Is there any reason why 'Connection reset by peer'...

younghunyun · 01-30-2023 06:25 PM

Hello,

I found the logs like below in my App Engine service A:
...The connection observed an error, the request cannot be retried as the headers/body were sent\nio.netty.channel.unix.Errors$NativeIoException: readAddress(..) failed: Connection reset by peer

Service A is an application implemented with spring boot, and I expected it to be a netty connector-related problem.

To check why the log is occurring, the test was performed by configuring the environment below:

Service A is the same source code, but the environment running was tested differently. As a result of several tests, the 'Connection reset by peer' log occurred 610 or 620 seconds after the last LB domain call only in TEST CASE A.

I searched references and I can confirmed that the issue is resolved if I use a provider that specifies the value of the maxIdleTime, evictInBackground options when I create a HttpClient or WebClient object. But I did not understand why the 'Connection reset' logs only occurs with the service deployed in the App Engine environment. If Service A's logic is implemented in python, TEST CASE A, B, C, and D all operate normally without the occurrence of "Connetion reset" logs.

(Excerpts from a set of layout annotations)
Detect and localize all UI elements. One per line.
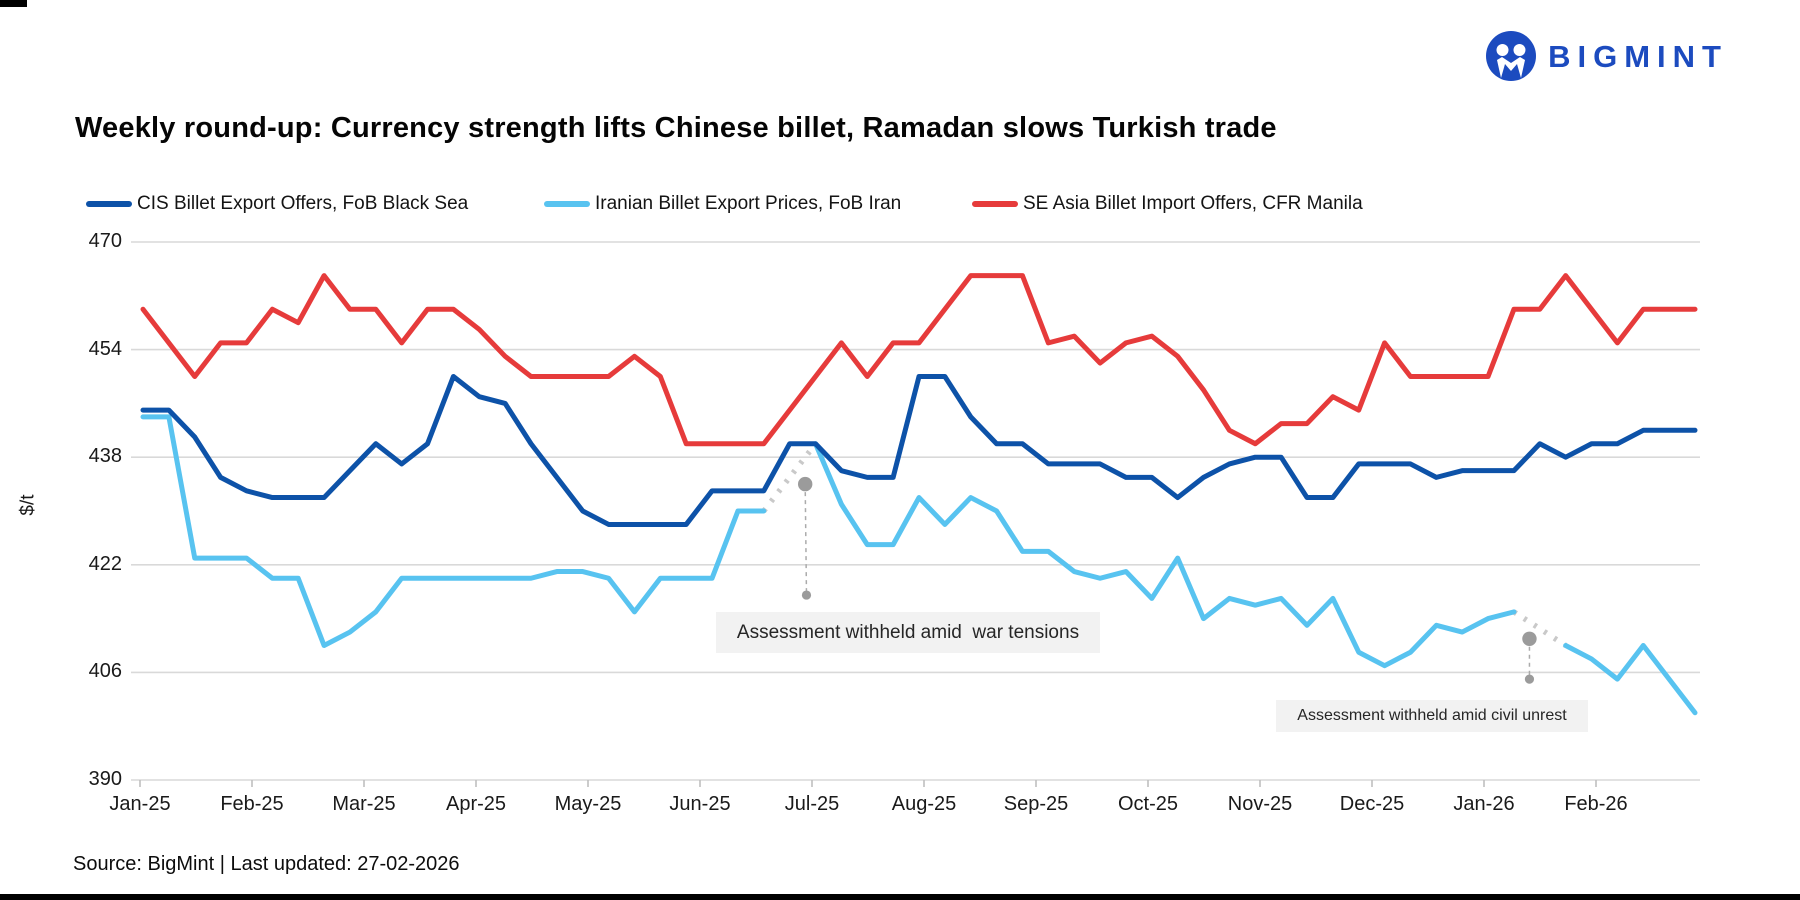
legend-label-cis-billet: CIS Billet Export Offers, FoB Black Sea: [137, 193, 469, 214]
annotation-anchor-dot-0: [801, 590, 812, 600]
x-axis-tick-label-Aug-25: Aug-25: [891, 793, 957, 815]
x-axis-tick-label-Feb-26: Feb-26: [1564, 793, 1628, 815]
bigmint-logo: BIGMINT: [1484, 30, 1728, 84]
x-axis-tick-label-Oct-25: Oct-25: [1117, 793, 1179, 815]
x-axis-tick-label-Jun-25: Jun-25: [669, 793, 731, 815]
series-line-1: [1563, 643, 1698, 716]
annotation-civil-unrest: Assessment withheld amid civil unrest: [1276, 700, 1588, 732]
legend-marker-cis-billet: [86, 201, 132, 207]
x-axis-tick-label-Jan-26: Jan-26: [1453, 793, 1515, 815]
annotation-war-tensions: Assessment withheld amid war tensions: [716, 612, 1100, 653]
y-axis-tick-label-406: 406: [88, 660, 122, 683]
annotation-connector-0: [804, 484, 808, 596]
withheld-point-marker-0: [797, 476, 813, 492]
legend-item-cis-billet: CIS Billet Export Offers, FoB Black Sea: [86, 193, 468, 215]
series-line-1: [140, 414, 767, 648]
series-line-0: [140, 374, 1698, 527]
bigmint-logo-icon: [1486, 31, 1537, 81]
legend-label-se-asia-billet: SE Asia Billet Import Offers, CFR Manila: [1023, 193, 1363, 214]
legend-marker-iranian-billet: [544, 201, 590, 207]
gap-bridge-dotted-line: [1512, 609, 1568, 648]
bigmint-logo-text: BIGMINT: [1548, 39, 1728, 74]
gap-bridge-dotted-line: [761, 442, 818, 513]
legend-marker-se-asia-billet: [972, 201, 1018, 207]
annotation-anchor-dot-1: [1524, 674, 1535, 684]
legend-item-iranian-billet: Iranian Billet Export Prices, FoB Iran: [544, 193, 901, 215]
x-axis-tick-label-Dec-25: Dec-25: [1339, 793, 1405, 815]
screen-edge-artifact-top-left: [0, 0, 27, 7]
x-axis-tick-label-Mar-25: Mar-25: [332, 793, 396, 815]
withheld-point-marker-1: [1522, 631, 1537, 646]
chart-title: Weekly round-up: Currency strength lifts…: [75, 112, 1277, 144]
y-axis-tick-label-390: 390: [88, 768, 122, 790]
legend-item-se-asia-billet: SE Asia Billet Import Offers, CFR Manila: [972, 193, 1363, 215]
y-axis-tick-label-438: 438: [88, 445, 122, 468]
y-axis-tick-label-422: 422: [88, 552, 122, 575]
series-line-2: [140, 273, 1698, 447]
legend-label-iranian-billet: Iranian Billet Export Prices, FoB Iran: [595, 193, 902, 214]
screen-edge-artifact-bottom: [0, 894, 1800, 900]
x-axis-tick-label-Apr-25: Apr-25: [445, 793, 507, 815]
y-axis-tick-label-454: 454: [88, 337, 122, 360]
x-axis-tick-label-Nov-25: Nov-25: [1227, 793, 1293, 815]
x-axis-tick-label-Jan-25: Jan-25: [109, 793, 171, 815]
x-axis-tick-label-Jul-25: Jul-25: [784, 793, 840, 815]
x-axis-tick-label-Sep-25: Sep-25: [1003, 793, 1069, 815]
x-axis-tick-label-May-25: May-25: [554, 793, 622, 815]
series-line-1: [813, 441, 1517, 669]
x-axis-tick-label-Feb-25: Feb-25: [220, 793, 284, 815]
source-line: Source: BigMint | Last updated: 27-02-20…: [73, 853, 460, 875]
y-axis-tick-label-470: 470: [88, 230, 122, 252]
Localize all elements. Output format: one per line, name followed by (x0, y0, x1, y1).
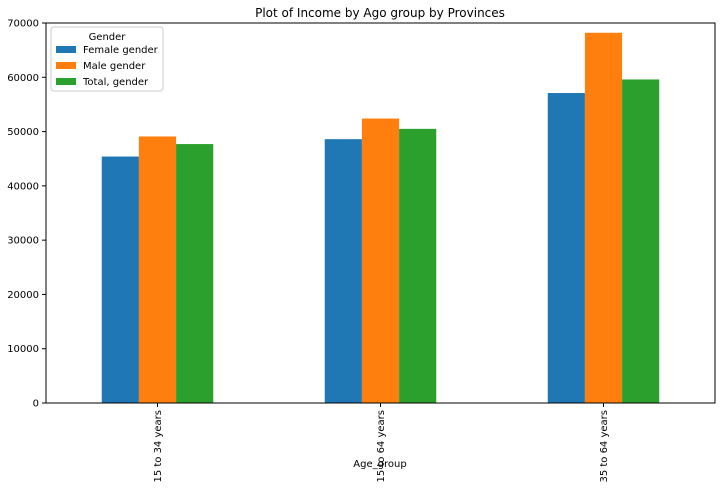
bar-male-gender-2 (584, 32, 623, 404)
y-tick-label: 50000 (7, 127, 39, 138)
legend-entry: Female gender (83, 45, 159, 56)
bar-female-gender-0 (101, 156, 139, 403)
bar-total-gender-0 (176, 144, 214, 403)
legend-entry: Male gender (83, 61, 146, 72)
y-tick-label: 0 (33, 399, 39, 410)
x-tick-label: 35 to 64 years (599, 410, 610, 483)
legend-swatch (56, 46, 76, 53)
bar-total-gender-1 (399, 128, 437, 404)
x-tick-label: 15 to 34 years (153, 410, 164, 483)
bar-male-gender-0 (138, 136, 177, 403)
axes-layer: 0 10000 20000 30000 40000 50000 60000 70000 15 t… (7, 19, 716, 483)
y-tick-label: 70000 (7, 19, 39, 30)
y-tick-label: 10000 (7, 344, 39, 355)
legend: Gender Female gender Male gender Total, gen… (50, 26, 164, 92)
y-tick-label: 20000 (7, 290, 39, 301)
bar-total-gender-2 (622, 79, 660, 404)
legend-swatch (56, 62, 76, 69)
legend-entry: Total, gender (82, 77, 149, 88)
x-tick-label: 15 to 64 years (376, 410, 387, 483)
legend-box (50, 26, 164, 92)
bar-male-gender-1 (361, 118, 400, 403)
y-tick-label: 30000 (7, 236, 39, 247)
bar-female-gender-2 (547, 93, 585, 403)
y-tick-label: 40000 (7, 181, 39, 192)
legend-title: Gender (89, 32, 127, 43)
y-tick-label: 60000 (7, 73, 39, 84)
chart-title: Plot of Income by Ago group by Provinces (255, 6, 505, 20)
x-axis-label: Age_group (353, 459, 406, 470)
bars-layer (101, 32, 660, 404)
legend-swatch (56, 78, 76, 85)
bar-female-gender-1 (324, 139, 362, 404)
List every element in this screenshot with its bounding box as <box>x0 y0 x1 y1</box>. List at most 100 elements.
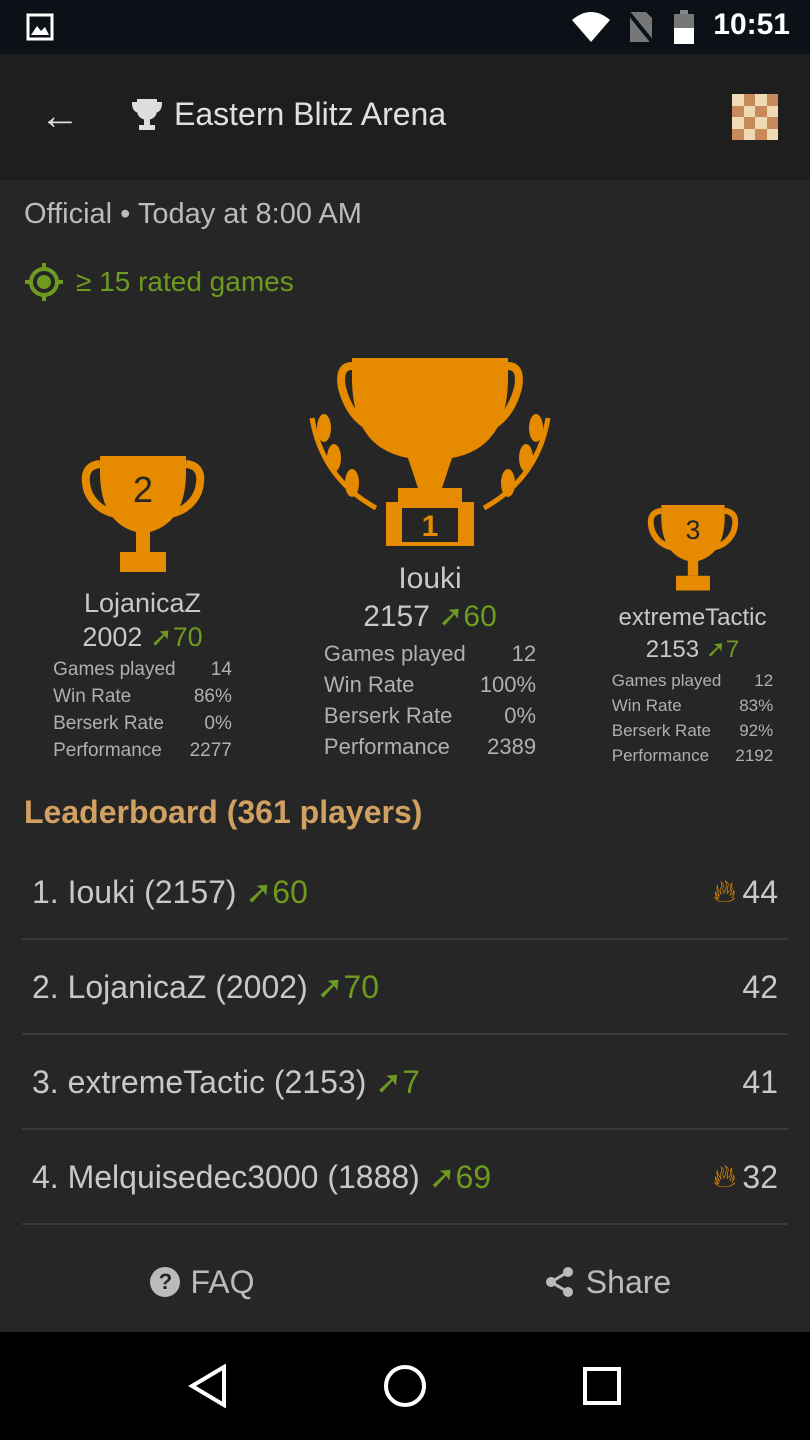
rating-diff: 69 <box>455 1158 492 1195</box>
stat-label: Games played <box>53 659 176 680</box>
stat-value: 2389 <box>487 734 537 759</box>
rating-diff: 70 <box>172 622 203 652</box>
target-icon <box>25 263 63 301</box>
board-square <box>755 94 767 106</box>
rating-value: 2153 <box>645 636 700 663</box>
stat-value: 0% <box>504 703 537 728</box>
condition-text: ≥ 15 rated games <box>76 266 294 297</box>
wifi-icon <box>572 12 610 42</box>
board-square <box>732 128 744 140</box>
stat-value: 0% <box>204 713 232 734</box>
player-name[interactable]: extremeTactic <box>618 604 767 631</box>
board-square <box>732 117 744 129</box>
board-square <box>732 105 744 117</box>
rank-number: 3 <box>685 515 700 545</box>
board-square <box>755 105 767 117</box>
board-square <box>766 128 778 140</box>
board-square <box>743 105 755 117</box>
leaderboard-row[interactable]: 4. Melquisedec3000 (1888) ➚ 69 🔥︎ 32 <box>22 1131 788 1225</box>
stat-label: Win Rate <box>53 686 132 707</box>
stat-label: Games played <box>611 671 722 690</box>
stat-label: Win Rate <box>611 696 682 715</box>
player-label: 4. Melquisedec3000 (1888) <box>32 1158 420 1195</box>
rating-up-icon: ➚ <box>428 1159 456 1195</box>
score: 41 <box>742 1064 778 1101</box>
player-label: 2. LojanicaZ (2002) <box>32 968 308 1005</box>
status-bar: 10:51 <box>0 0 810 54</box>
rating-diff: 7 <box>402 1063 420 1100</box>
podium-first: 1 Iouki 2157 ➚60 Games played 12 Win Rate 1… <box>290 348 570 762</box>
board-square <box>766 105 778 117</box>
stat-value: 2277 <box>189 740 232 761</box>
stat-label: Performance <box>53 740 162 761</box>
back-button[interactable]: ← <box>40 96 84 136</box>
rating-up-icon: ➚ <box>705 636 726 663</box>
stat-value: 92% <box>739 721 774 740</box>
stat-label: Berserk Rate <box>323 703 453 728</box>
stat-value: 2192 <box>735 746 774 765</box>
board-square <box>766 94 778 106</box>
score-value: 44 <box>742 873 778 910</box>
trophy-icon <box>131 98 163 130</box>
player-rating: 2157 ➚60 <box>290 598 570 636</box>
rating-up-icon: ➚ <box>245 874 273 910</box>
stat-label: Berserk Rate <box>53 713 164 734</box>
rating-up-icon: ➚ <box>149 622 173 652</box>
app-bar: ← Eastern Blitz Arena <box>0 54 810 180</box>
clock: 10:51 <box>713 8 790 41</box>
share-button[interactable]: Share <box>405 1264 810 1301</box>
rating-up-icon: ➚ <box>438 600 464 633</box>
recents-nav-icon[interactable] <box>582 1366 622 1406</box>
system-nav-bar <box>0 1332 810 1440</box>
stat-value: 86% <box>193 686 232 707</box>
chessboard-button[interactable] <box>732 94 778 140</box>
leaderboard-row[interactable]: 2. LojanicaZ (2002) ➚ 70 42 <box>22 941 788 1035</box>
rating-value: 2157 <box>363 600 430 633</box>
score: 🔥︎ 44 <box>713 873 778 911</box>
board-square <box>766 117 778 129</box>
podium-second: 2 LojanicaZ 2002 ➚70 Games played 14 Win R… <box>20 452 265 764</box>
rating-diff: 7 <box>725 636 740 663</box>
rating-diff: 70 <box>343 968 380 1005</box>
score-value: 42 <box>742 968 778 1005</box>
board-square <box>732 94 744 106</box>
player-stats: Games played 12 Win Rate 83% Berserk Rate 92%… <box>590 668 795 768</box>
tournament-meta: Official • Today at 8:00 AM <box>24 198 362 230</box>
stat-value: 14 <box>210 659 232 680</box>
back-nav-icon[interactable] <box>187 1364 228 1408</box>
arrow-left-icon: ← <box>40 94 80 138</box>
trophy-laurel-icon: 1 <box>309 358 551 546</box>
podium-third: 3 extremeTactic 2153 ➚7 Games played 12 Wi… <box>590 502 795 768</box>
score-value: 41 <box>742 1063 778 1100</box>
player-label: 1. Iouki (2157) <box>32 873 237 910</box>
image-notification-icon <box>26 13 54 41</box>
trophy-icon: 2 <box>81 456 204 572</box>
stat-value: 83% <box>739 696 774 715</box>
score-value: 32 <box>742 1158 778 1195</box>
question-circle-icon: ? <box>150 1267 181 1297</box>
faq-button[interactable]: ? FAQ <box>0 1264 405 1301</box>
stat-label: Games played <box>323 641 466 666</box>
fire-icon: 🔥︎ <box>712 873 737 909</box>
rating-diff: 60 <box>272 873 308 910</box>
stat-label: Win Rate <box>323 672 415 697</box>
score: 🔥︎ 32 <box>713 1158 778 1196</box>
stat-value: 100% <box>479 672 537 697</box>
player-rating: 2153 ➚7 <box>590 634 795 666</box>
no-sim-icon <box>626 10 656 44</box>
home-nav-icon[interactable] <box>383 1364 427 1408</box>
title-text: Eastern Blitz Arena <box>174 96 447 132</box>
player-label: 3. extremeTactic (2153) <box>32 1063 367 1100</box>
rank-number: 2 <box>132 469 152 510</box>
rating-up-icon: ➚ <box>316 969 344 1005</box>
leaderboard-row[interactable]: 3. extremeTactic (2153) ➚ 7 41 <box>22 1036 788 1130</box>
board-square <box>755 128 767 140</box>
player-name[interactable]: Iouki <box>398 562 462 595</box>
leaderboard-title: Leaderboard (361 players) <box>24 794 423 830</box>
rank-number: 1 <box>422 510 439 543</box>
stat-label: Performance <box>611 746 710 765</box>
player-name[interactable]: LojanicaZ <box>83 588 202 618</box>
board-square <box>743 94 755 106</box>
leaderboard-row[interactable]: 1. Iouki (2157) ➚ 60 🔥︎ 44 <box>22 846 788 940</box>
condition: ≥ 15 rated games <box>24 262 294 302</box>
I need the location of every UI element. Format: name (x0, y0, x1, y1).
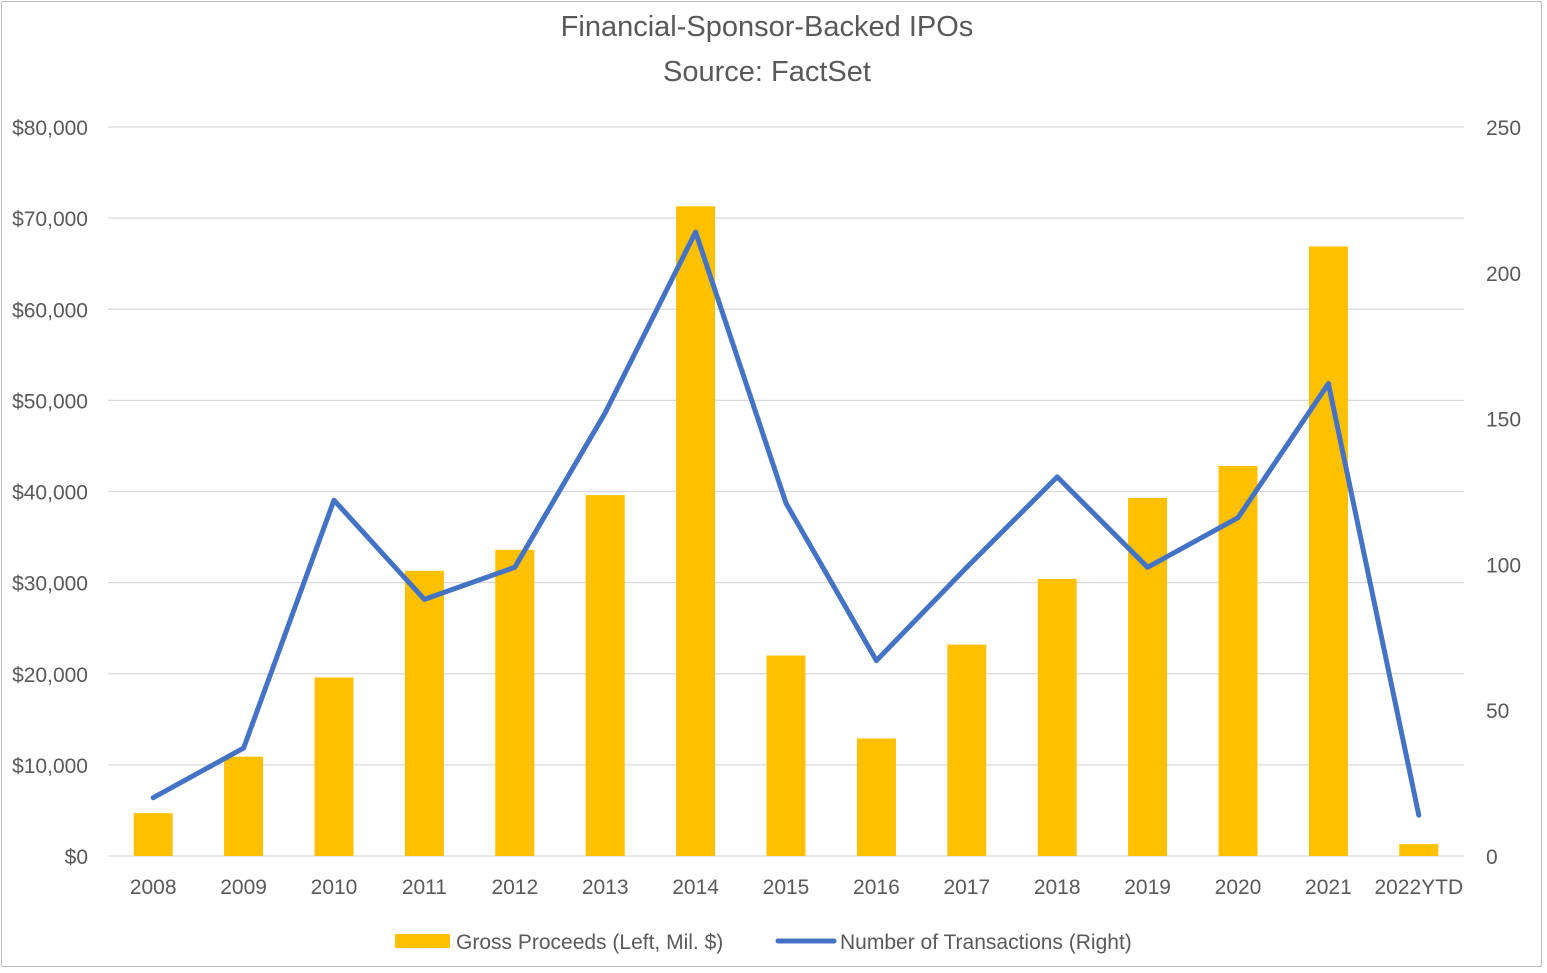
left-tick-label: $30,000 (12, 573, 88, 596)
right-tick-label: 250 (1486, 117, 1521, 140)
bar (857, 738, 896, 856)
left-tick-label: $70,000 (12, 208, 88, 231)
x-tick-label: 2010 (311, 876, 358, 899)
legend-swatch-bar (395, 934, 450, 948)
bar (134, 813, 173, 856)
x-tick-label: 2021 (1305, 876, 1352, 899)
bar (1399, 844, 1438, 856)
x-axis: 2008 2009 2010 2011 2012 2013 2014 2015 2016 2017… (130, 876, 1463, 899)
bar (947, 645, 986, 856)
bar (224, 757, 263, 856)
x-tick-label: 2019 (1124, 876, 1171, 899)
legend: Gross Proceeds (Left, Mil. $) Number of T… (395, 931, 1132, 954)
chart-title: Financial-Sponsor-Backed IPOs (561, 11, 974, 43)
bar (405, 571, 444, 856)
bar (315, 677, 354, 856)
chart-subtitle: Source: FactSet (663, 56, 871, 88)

_PROBLEM SET_:
1. Reproduce word for word the stretch of the forum post from "younghunyun · 01-30-2023" through "TEST CASE A.".
2. According to the forum post, how long after the last LB domain call did the "Connection reset by peer" log occur in TEST CASE A?

_SOLUTION SET_:
1.
younghunyun · 01-30-2023 06:25 PM

Hello,

I found the logs like below in my App Engine service A:
...The connection observed an error, the request cannot be retried as the headers/body were sent\nio.netty.channel.unix.Errors$NativeIoException: readAddress(..) failed: Connection reset by peer

Service A is an application implemented with spring boot, and I expected it to be a netty connector-related problem.

To check why the log is occurring, the test was performed by configuring the environment below:

Service A is the same source code, but the environment running was tested differently. As a result of several tests, the 'Connection reset by peer' log occurred 610 or 620 seconds after the last LB domain call only in TEST CASE A.

2. It occurred 610 or 620 seconds after the last LB domain call.